#### Given entries
[Begin]

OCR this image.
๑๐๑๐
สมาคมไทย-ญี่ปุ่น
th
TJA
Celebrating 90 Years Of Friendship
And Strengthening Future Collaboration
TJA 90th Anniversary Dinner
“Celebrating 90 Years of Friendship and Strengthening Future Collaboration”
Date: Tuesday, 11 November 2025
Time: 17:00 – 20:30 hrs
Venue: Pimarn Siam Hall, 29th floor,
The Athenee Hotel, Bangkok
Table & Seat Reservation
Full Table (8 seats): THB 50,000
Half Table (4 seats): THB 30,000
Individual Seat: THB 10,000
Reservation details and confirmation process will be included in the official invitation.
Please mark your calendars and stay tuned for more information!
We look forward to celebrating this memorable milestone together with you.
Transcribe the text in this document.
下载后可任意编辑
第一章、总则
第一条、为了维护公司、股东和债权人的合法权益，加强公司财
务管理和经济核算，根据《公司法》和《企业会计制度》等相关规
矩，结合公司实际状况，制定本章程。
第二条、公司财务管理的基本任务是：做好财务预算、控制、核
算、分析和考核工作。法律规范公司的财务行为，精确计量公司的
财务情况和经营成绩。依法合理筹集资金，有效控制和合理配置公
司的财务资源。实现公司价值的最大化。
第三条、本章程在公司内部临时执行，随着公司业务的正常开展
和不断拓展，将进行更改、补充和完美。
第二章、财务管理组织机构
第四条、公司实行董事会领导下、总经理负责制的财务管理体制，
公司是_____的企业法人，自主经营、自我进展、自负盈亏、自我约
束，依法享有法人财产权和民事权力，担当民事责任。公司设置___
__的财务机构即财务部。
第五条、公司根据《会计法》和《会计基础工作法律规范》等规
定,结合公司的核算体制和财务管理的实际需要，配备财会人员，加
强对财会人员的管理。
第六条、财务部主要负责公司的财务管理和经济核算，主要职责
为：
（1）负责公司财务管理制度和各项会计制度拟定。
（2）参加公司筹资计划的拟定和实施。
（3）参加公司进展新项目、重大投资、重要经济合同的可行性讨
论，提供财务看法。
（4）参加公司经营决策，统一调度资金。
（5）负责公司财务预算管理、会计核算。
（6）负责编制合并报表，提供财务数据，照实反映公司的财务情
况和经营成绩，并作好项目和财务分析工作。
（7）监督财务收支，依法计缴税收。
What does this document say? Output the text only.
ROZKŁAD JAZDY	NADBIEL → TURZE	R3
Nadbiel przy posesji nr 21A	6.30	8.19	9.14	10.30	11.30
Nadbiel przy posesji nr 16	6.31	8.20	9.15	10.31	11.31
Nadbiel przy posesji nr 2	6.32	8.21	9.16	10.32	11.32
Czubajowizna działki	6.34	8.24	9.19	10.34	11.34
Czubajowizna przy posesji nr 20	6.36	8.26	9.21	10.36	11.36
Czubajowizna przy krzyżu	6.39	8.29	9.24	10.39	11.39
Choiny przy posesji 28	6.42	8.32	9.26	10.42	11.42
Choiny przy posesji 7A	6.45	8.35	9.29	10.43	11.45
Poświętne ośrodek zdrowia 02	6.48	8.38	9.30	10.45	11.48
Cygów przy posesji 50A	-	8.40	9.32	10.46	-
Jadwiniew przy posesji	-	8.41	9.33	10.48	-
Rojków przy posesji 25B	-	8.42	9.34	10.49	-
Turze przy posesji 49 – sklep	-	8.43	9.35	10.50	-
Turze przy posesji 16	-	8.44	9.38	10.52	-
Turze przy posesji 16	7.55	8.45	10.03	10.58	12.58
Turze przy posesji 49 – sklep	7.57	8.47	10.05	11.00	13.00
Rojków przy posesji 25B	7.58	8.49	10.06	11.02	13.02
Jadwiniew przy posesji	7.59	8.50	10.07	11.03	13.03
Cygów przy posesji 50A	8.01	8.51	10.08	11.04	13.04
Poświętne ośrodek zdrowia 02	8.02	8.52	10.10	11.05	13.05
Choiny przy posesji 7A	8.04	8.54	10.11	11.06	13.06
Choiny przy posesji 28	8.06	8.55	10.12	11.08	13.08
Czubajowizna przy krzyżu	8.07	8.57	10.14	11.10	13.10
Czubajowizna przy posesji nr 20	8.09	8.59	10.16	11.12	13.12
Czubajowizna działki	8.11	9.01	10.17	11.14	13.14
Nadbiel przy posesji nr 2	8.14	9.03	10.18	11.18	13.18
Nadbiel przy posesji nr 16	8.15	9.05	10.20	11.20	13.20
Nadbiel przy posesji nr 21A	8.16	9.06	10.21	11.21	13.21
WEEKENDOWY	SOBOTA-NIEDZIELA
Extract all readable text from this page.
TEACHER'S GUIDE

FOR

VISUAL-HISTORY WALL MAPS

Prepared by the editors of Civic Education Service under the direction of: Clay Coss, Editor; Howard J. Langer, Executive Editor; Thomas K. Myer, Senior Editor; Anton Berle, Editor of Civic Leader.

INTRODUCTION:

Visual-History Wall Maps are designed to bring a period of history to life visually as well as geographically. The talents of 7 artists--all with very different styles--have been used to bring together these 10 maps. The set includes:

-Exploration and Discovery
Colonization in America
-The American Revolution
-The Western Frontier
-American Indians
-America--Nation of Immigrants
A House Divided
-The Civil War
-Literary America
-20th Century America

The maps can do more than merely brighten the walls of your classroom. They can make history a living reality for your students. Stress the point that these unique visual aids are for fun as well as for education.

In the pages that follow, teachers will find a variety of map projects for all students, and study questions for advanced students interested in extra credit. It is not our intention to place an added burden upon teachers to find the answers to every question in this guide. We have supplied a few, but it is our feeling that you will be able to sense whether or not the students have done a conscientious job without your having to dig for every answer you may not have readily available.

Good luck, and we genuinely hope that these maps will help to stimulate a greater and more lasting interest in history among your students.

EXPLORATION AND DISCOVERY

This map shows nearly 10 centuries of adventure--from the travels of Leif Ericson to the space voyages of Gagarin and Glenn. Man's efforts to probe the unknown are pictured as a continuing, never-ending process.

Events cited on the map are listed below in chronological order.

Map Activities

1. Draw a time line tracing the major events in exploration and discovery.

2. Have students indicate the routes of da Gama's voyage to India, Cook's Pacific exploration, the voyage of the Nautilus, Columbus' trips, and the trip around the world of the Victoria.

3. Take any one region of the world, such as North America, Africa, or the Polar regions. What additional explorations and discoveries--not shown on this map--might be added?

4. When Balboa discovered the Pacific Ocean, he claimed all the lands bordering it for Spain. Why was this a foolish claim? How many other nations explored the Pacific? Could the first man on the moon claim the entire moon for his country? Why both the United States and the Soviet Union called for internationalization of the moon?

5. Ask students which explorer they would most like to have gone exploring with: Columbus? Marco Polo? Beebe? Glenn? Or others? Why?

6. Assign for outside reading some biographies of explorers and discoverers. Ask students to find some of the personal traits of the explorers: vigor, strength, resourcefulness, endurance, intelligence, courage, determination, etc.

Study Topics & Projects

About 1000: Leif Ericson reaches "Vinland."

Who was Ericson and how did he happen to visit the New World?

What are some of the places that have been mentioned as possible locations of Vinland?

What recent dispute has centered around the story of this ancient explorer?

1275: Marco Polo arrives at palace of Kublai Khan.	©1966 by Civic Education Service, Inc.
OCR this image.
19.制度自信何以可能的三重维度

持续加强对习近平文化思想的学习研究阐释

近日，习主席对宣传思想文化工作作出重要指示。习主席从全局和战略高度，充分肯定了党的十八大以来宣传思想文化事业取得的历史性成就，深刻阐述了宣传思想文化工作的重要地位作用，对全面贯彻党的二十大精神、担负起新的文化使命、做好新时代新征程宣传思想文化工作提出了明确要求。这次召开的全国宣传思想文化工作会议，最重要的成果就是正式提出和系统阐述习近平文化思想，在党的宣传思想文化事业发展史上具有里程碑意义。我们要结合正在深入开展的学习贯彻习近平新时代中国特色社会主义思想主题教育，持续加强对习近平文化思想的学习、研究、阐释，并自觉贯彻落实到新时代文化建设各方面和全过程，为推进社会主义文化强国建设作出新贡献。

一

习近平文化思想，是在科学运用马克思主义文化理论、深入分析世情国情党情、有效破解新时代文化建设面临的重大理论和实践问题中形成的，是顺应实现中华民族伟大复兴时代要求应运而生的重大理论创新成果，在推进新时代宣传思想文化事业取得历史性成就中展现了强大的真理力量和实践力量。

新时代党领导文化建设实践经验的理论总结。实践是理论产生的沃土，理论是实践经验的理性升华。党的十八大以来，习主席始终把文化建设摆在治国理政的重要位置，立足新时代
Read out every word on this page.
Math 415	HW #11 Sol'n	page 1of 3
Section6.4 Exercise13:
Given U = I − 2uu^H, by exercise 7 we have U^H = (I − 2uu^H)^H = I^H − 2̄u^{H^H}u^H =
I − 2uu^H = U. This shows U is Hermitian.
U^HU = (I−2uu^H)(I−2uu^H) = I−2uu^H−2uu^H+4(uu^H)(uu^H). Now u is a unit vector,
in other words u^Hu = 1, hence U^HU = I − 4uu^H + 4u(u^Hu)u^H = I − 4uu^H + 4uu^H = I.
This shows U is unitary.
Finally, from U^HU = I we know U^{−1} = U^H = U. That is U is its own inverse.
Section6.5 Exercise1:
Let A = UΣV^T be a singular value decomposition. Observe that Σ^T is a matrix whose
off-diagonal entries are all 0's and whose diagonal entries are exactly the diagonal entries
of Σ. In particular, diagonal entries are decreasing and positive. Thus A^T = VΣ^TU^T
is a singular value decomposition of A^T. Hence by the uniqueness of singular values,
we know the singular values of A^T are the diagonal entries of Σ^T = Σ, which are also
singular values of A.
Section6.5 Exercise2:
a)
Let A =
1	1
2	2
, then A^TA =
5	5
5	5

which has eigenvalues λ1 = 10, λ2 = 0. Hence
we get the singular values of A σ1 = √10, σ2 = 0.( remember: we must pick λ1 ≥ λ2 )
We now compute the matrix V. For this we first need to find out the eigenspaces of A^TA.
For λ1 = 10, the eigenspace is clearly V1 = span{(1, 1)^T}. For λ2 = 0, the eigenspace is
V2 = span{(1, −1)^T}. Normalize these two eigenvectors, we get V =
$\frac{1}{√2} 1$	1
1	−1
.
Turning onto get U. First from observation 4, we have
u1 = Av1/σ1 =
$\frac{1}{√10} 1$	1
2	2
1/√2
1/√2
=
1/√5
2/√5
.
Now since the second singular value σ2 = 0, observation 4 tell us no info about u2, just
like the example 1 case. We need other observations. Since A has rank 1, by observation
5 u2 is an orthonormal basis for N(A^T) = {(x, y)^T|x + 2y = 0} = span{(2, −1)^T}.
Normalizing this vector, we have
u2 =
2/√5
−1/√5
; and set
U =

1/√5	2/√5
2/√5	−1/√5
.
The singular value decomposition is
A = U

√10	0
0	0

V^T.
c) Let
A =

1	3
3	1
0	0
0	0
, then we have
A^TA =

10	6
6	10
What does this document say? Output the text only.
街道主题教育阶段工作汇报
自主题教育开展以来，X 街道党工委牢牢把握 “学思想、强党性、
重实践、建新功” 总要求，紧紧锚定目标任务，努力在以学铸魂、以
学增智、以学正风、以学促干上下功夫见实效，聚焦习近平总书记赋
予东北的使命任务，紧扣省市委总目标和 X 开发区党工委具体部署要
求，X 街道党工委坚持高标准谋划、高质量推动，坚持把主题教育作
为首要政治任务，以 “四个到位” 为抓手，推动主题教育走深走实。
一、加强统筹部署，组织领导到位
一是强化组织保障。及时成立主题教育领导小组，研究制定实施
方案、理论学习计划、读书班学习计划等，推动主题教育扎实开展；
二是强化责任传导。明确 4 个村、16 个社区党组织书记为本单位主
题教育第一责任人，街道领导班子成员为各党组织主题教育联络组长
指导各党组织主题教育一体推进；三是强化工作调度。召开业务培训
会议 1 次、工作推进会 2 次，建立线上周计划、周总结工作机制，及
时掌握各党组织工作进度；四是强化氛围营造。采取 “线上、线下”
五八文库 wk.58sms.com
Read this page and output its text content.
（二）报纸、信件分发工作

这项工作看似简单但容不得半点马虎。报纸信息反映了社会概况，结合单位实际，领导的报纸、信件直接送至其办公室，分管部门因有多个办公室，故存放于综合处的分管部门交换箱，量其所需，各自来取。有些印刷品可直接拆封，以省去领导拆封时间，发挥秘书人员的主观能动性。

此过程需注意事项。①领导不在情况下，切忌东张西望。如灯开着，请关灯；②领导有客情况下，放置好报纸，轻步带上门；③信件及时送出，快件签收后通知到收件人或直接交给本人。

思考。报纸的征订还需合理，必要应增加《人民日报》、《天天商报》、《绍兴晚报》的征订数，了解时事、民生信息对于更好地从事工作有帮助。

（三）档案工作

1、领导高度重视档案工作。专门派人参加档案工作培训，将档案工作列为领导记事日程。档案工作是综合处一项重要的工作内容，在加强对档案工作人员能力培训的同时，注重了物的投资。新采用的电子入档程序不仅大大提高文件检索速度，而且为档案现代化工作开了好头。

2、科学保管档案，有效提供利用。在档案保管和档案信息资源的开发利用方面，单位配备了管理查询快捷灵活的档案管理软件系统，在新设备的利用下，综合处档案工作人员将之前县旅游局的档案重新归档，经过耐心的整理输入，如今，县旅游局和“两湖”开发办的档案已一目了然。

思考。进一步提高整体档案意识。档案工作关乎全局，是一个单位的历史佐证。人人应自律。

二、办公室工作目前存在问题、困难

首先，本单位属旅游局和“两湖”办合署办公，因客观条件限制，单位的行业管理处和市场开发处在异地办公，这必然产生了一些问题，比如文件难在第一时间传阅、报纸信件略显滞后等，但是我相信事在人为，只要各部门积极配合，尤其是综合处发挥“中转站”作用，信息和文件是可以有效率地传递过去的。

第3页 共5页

[End]

#### What you have to do
Pull out all lines from the entries above that include the word "American".

#### Result of the exercise
-The American Revolution
-American Indians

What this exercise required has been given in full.